#### [Problem description]
Extract all lines from the data beneath that include the word "this".

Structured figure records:

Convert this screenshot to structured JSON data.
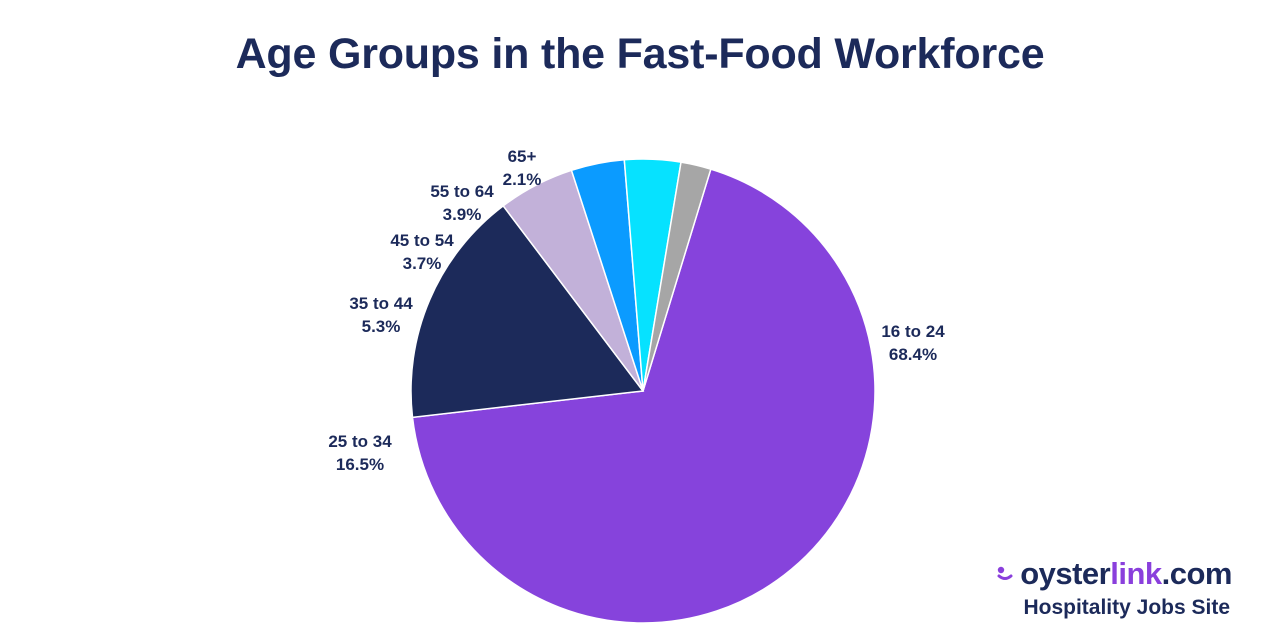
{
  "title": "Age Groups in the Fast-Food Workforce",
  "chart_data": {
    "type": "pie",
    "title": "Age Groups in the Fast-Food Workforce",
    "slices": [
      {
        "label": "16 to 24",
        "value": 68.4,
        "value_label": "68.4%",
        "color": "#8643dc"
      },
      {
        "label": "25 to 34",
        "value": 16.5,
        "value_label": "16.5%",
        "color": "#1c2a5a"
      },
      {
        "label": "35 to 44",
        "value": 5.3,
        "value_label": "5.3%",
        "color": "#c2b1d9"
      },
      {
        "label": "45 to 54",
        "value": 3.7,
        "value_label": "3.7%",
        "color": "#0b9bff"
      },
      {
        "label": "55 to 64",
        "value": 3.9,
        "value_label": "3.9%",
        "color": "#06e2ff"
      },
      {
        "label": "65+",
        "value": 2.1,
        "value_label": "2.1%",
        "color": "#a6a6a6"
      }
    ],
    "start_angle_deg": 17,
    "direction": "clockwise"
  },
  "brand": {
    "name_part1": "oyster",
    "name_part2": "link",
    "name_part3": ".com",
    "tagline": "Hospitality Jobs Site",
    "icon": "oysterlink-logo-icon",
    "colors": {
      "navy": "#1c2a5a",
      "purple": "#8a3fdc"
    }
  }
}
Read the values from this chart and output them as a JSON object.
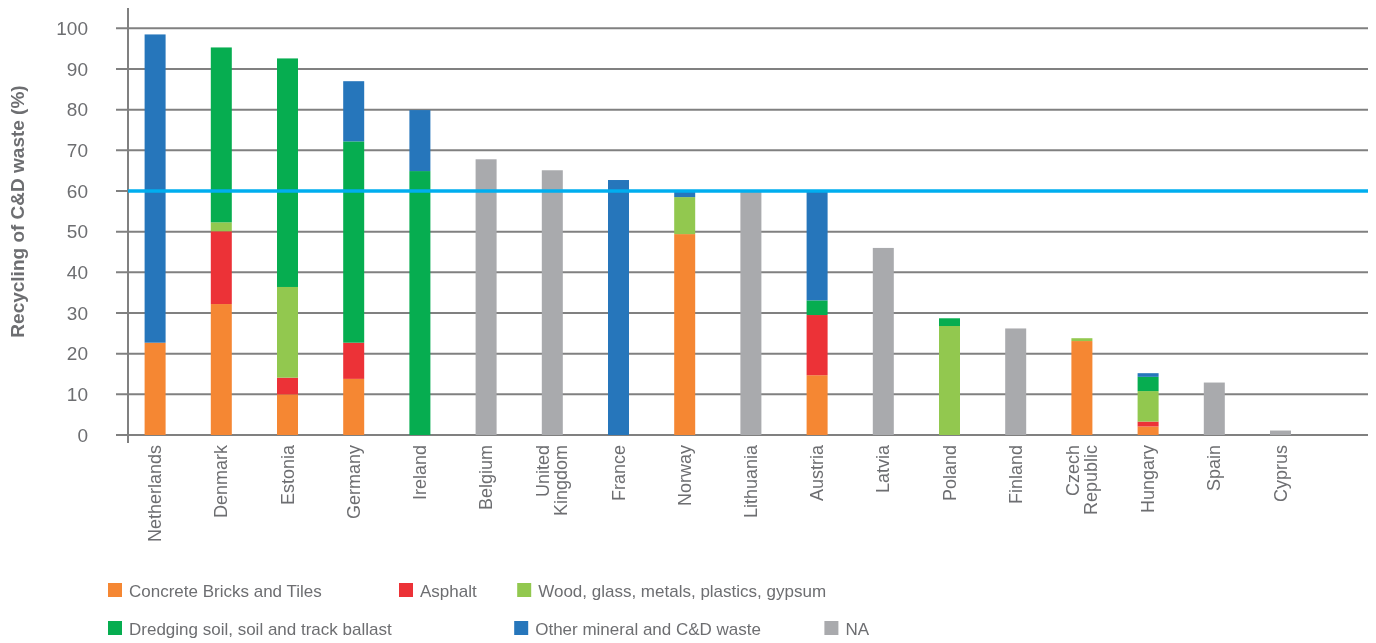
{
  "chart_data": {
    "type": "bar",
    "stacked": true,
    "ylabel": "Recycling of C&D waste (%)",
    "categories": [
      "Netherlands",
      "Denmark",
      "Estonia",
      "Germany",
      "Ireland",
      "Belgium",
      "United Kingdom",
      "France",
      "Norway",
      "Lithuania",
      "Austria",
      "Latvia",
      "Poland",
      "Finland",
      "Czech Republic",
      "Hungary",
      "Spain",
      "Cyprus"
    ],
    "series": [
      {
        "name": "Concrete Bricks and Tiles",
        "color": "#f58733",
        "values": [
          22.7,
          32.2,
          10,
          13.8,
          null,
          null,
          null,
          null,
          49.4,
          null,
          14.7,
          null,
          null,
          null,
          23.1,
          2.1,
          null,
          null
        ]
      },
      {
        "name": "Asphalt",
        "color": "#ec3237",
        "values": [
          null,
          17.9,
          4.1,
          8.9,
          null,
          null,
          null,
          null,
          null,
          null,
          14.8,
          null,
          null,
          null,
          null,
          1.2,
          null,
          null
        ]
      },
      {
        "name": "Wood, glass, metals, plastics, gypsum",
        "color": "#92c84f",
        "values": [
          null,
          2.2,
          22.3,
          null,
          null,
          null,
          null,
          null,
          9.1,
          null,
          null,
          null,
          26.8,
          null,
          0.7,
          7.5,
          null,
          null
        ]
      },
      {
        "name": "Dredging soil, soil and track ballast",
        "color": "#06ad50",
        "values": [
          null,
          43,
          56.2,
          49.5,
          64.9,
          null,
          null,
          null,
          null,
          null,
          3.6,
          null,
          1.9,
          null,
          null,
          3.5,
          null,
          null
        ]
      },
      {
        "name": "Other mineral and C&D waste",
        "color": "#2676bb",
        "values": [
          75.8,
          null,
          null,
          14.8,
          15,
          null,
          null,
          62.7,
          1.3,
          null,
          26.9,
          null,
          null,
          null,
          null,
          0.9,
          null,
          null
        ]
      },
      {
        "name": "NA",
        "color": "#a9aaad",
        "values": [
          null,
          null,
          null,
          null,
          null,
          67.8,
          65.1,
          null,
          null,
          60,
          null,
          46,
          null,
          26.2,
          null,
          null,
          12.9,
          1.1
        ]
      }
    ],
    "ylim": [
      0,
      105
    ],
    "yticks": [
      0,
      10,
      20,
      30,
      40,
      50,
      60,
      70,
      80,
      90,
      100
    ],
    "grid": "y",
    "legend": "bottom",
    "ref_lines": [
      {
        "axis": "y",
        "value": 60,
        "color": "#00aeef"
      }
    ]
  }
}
* * *
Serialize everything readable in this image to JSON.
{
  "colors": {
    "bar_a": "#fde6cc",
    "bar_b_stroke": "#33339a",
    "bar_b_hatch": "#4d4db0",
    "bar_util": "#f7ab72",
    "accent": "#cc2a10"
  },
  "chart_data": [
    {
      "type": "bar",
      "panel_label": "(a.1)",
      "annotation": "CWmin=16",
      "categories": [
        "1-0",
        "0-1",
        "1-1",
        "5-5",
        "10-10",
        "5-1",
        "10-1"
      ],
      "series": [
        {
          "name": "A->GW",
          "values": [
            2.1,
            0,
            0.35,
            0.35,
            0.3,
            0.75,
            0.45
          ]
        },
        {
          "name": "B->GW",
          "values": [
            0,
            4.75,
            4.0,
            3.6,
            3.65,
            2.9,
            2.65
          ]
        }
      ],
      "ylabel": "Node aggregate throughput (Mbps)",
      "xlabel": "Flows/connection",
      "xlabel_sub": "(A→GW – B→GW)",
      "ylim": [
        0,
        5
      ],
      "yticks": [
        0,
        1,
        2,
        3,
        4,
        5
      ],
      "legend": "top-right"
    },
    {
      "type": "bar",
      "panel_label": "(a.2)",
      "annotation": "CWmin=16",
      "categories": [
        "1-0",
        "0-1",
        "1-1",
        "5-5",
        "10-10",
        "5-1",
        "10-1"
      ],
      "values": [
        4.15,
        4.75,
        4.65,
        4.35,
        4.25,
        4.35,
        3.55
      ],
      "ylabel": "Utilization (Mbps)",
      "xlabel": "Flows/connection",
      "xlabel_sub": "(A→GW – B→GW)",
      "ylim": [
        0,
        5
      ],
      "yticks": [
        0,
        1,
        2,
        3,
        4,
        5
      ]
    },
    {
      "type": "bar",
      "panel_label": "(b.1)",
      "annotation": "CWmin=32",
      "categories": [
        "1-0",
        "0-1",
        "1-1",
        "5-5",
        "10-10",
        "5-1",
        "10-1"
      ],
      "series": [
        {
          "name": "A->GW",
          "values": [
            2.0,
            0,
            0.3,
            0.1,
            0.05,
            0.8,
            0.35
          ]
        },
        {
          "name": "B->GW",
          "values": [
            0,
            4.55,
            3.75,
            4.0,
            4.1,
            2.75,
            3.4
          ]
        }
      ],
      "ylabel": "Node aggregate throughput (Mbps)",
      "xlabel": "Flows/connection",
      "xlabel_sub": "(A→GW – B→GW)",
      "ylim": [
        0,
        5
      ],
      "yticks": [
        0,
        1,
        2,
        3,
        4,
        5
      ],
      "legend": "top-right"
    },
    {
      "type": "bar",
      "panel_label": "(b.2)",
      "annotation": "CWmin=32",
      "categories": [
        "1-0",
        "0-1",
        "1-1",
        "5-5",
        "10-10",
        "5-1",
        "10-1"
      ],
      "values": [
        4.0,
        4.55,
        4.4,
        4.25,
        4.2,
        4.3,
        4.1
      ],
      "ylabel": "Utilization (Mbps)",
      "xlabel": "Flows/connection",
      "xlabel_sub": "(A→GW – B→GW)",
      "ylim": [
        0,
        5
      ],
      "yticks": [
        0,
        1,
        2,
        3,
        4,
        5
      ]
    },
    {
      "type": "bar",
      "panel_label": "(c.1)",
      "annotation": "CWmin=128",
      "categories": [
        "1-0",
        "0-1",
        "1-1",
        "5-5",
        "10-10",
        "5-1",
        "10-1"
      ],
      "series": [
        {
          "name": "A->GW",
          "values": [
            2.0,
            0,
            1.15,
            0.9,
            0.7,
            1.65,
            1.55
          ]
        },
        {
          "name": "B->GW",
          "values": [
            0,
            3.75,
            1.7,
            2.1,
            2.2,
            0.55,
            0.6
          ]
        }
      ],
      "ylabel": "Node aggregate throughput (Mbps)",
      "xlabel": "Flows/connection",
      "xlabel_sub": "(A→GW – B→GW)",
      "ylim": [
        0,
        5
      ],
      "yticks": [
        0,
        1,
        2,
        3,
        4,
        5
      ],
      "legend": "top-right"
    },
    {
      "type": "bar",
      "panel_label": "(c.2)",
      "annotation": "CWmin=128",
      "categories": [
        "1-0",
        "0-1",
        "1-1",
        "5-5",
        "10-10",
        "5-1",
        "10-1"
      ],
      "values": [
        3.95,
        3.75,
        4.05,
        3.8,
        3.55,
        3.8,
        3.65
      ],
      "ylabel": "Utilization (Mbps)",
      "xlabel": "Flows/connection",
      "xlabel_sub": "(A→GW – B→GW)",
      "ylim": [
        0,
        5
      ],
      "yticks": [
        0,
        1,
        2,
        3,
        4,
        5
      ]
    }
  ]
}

#### [Output of the task]
Convert this screenshot to structured JSON data.
Read the values from this chart and output them as a JSON object.
Serialize everything readable in this image to JSON.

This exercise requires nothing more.